> _Task to carry out_:
Every record must be written out once more, with nothing added or omitted.

> _Input rows_:
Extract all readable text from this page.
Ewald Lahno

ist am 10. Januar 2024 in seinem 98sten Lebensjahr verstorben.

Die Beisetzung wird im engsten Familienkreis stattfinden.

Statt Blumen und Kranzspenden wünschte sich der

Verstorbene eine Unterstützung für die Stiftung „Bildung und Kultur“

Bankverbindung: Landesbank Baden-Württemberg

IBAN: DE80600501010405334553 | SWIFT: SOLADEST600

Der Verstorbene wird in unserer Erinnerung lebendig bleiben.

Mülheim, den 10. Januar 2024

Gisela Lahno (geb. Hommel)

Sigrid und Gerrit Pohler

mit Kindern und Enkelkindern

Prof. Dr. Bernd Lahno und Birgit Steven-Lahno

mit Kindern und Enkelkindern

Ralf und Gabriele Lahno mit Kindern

> _The solution_:
Extract all readable text from this page.
Ewald Lahno

ist am 10. Januar 2024 in seinem 98sten Lebensjahr verstorben.

Die Beisetzung wird im engsten Familienkreis stattfinden.

Statt Blumen und Kranzspenden wünschte sich der

Verstorbene eine Unterstützung für die Stiftung „Bildung und Kultur“

Bankverbindung: Landesbank Baden-Württemberg

IBAN: DE80600501010405334553 | SWIFT: SOLADEST600

Der Verstorbene wird in unserer Erinnerung lebendig bleiben.

Mülheim, den 10. Januar 2024

Gisela Lahno (geb. Hommel)

Sigrid und Gerrit Pohler

mit Kindern und Enkelkindern

Prof. Dr. Bernd Lahno und Birgit Steven-Lahno

mit Kindern und Enkelkindern

Ralf und Gabriele Lahno mit Kindern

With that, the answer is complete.